Your task is to restate the data word for word.

#### Stored data:
┌──

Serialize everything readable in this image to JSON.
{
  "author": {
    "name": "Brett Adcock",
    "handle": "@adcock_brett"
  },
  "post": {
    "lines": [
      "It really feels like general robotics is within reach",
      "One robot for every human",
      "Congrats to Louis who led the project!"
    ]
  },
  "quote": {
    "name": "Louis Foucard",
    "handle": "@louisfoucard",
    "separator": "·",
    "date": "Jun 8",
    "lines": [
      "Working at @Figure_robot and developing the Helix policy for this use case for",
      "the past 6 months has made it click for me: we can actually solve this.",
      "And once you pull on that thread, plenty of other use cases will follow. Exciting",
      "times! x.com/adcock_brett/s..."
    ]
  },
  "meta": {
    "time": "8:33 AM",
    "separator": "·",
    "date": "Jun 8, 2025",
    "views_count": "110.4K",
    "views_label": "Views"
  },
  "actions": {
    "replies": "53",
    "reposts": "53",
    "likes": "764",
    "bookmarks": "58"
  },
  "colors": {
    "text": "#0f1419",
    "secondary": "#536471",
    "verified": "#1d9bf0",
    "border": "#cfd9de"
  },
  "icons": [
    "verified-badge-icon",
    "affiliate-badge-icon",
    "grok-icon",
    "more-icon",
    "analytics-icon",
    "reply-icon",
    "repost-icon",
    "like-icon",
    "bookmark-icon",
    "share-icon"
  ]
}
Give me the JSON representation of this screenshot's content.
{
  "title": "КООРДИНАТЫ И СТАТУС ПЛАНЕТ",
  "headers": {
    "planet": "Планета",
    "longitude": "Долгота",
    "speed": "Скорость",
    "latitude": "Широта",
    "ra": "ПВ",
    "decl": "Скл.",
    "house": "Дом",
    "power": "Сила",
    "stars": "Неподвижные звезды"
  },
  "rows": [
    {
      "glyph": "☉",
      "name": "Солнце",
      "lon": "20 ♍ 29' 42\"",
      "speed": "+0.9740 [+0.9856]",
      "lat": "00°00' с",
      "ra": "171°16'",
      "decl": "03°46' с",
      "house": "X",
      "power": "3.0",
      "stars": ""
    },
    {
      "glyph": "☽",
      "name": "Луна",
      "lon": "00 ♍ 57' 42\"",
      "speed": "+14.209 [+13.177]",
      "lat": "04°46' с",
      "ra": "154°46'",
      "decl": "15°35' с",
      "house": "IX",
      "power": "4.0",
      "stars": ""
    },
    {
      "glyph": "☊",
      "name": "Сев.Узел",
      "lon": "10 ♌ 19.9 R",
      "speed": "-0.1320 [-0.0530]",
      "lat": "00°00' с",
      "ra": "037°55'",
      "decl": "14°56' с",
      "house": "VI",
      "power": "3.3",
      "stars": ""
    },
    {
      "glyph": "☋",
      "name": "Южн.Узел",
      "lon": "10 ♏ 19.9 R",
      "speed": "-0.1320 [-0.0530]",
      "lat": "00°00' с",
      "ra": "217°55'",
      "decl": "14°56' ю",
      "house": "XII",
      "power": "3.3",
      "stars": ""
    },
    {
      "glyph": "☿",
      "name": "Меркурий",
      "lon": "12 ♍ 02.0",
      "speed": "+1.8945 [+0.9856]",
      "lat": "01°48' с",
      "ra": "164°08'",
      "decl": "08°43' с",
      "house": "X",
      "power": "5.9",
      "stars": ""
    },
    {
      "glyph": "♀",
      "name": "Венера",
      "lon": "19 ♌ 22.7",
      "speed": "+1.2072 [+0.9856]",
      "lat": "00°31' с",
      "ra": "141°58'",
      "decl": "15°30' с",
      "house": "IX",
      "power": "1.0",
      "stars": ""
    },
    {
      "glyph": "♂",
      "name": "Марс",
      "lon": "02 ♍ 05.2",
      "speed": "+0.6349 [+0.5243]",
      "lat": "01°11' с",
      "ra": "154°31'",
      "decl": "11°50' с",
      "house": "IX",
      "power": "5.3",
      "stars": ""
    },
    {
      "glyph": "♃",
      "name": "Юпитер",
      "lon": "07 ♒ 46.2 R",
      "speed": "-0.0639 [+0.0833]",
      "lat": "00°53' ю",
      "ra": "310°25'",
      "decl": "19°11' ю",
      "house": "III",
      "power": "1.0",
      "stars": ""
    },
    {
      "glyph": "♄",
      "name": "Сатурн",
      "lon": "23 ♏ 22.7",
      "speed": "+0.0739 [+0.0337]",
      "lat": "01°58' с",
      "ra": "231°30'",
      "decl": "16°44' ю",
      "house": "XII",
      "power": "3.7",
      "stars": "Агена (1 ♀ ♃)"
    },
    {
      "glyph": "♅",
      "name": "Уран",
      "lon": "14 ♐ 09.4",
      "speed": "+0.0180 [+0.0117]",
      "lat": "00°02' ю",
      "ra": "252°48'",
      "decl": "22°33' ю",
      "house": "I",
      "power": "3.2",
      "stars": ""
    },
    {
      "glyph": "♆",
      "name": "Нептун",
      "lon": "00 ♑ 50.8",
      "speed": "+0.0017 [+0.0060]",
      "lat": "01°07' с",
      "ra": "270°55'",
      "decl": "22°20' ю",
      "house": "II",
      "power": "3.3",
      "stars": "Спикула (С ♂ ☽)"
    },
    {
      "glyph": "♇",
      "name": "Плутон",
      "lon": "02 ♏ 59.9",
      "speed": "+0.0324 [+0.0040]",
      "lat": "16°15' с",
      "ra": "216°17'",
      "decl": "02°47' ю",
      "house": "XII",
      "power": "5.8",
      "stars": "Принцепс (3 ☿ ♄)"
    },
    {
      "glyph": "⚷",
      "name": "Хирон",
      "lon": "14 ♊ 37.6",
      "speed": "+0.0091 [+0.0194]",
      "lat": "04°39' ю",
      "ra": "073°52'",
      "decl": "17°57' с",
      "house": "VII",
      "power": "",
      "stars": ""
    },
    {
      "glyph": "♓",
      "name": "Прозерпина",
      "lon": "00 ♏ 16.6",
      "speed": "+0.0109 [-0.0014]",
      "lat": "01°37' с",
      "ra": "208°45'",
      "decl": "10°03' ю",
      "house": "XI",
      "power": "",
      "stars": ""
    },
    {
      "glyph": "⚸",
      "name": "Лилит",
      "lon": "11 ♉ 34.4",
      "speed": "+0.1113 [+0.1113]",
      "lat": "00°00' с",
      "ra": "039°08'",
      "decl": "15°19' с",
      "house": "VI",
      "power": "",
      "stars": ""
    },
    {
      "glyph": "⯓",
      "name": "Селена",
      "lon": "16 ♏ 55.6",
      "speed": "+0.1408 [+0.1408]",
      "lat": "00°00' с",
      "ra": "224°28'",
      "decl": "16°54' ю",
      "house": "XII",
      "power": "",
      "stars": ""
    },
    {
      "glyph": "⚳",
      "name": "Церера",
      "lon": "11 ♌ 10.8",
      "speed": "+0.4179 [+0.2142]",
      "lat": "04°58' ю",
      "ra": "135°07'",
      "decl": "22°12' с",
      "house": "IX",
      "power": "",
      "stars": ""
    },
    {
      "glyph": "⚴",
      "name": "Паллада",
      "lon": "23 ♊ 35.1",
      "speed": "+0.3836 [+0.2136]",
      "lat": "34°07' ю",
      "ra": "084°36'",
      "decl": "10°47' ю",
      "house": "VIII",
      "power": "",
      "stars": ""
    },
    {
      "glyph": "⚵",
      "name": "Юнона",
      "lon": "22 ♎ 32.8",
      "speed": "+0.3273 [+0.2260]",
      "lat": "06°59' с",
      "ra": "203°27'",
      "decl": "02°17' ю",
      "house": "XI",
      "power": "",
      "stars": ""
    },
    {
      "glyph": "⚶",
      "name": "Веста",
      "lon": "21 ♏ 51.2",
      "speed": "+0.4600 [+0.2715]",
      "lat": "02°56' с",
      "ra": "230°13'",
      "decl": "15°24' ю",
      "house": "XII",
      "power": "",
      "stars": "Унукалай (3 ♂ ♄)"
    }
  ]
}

└──

#### Written solution:
Serialize everything readable in this image to JSON.
{
  "author": {
    "name": "Brett Adcock",
    "handle": "@adcock_brett"
  },
  "post": {
    "lines": [
      "It really feels like general robotics is within reach",
      "One robot for every human",
      "Congrats to Louis who led the project!"
    ]
  },
  "quote": {
    "name": "Louis Foucard",
    "handle": "@louisfoucard",
    "separator": "·",
    "date": "Jun 8",
    "lines": [
      "Working at @Figure_robot and developing the Helix policy for this use case for",
      "the past 6 months has made it click for me: we can actually solve this.",
      "And once you pull on that thread, plenty of other use cases will follow. Exciting",
      "times! x.com/adcock_brett/s..."
    ]
  },
  "meta": {
    "time": "8:33 AM",
    "separator": "·",
    "date": "Jun 8, 2025",
    "views_count": "110.4K",
    "views_label": "Views"
  },
  "actions": {
    "replies": "53",
    "reposts": "53",
    "likes": "764",
    "bookmarks": "58"
  },
  "colors": {
    "text": "#0f1419",
    "secondary": "#536471",
    "verified": "#1d9bf0",
    "border": "#cfd9de"
  },
  "icons": [
    "verified-badge-icon",
    "affiliate-badge-icon",
    "grok-icon",
    "more-icon",
    "analytics-icon",
    "reply-icon",
    "repost-icon",
    "like-icon",
    "bookmark-icon",
    "share-icon"
  ]
}
Give me the JSON representation of this screenshot's content.
{
  "title": "КООРДИНАТЫ И СТАТУС ПЛАНЕТ",
  "headers": {
    "planet": "Планета",
    "longitude": "Долгота",
    "speed": "Скорость",
    "latitude": "Широта",
    "ra": "ПВ",
    "decl": "Скл.",
    "house": "Дом",
    "power": "Сила",
    "stars": "Неподвижные звезды"
  },
  "rows": [
    {
      "glyph": "☉",
      "name": "Солнце",
      "lon": "20 ♍ 29' 42\"",
      "speed": "+0.9740 [+0.9856]",
      "lat": "00°00' с",
      "ra": "171°16'",
      "decl": "03°46' с",
      "house": "X",
      "power": "3.0",
      "stars": ""
    },
    {
      "glyph": "☽",
      "name": "Луна",
      "lon": "00 ♍ 57' 42\"",
      "speed": "+14.209 [+13.177]",
      "lat": "04°46' с",
      "ra": "154°46'",
      "decl": "15°35' с",
      "house": "IX",
      "power": "4.0",
      "stars": ""
    },
    {
      "glyph": "☊",
      "name": "Сев.Узел",
      "lon": "10 ♌ 19.9 R",
      "speed": "-0.1320 [-0.0530]",
      "lat": "00°00' с",
      "ra": "037°55'",
      "decl": "14°56' с",
      "house": "VI",
      "power": "3.3",
      "stars": ""
    },
    {
      "glyph": "☋",
      "name": "Южн.Узел",
      "lon": "10 ♏ 19.9 R",
      "speed": "-0.1320 [-0.0530]",
      "lat": "00°00' с",
      "ra": "217°55'",
      "decl": "14°56' ю",
      "house": "XII",
      "power": "3.3",
      "stars": ""
    },
    {
      "glyph": "☿",
      "name": "Меркурий",
      "lon": "12 ♍ 02.0",
      "speed": "+1.8945 [+0.9856]",
      "lat": "01°48' с",
      "ra": "164°08'",
      "decl": "08°43' с",
      "house": "X",
      "power": "5.9",
      "stars": ""
    },
    {
      "glyph": "♀",
      "name": "Венера",
      "lon": "19 ♌ 22.7",
      "speed": "+1.2072 [+0.9856]",
      "lat": "00°31' с",
      "ra": "141°58'",
      "decl": "15°30' с",
      "house": "IX",
      "power": "1.0",
      "stars": ""
    },
    {
      "glyph": "♂",
      "name": "Марс",
      "lon": "02 ♍ 05.2",
      "speed": "+0.6349 [+0.5243]",
      "lat": "01°11' с",
      "ra": "154°31'",
      "decl": "11°50' с",
      "house": "IX",
      "power": "5.3",
      "stars": ""
    },
    {
      "glyph": "♃",
      "name": "Юпитер",
      "lon": "07 ♒ 46.2 R",
      "speed": "-0.0639 [+0.0833]",
      "lat": "00°53' ю",
      "ra": "310°25'",
      "decl": "19°11' ю",
      "house": "III",
      "power": "1.0",
      "stars": ""
    },
    {
      "glyph": "♄",
      "name": "Сатурн",
      "lon": "23 ♏ 22.7",
      "speed": "+0.0739 [+0.0337]",
      "lat": "01°58' с",
      "ra": "231°30'",
      "decl": "16°44' ю",
      "house": "XII",
      "power": "3.7",
      "stars": "Агена (1 ♀ ♃)"
    },
    {
      "glyph": "♅",
      "name": "Уран",
      "lon": "14 ♐ 09.4",
      "speed": "+0.0180 [+0.0117]",
      "lat": "00°02' ю",
      "ra": "252°48'",
      "decl": "22°33' ю",
      "house": "I",
      "power": "3.2",
      "stars": ""
    },
    {
      "glyph": "♆",
      "name": "Нептун",
      "lon": "00 ♑ 50.8",
      "speed": "+0.0017 [+0.0060]",
      "lat": "01°07' с",
      "ra": "270°55'",
      "decl": "22°20' ю",
      "house": "II",
      "power": "3.3",
      "stars": "Спикула (С ♂ ☽)"
    },
    {
      "glyph": "♇",
      "name": "Плутон",
      "lon": "02 ♏ 59.9",
      "speed": "+0.0324 [+0.0040]",
      "lat": "16°15' с",
      "ra": "216°17'",
      "decl": "02°47' ю",
      "house": "XII",
      "power": "5.8",
      "stars": "Принцепс (3 ☿ ♄)"
    },
    {
      "glyph": "⚷",
      "name": "Хирон",
      "lon": "14 ♊ 37.6",
      "speed": "+0.0091 [+0.0194]",
      "lat": "04°39' ю",
      "ra": "073°52'",
      "decl": "17°57' с",
      "house": "VII",
      "power": "",
      "stars": ""
    },
    {
      "glyph": "♓",
      "name": "Прозерпина",
      "lon": "00 ♏ 16.6",
      "speed": "+0.0109 [-0.0014]",
      "lat": "01°37' с",
      "ra": "208°45'",
      "decl": "10°03' ю",
      "house": "XI",
      "power": "",
      "stars": ""
    },
    {
      "glyph": "⚸",
      "name": "Лилит",
      "lon": "11 ♉ 34.4",
      "speed": "+0.1113 [+0.1113]",
      "lat": "00°00' с",
      "ra": "039°08'",
      "decl": "15°19' с",
      "house": "VI",
      "power": "",
      "stars": ""
    },
    {
      "glyph": "⯓",
      "name": "Селена",
      "lon": "16 ♏ 55.6",
      "speed": "+0.1408 [+0.1408]",
      "lat": "00°00' с",
      "ra": "224°28'",
      "decl": "16°54' ю",
      "house": "XII",
      "power": "",
      "stars": ""
    },
    {
      "glyph": "⚳",
      "name": "Церера",
      "lon": "11 ♌ 10.8",
      "speed": "+0.4179 [+0.2142]",
      "lat": "04°58' ю",
      "ra": "135°07'",
      "decl": "22°12' с",
      "house": "IX",
      "power": "",
      "stars": ""
    },
    {
      "glyph": "⚴",
      "name": "Паллада",
      "lon": "23 ♊ 35.1",
      "speed": "+0.3836 [+0.2136]",
      "lat": "34°07' ю",
      "ra": "084°36'",
      "decl": "10°47' ю",
      "house": "VIII",
      "power": "",
      "stars": ""
    },
    {
      "glyph": "⚵",
      "name": "Юнона",
      "lon": "22 ♎ 32.8",
      "speed": "+0.3273 [+0.2260]",
      "lat": "06°59' с",
      "ra": "203°27'",
      "decl": "02°17' ю",
      "house": "XI",
      "power": "",
      "stars": ""
    },
    {
      "glyph": "⚶",
      "name": "Веста",
      "lon": "21 ♏ 51.2",
      "speed": "+0.4600 [+0.2715]",
      "lat": "02°56' с",
      "ra": "230°13'",
      "decl": "15°24' ю",
      "house": "XII",
      "power": "",
      "stars": "Унукалай (3 ♂ ♄)"
    }
  ]
}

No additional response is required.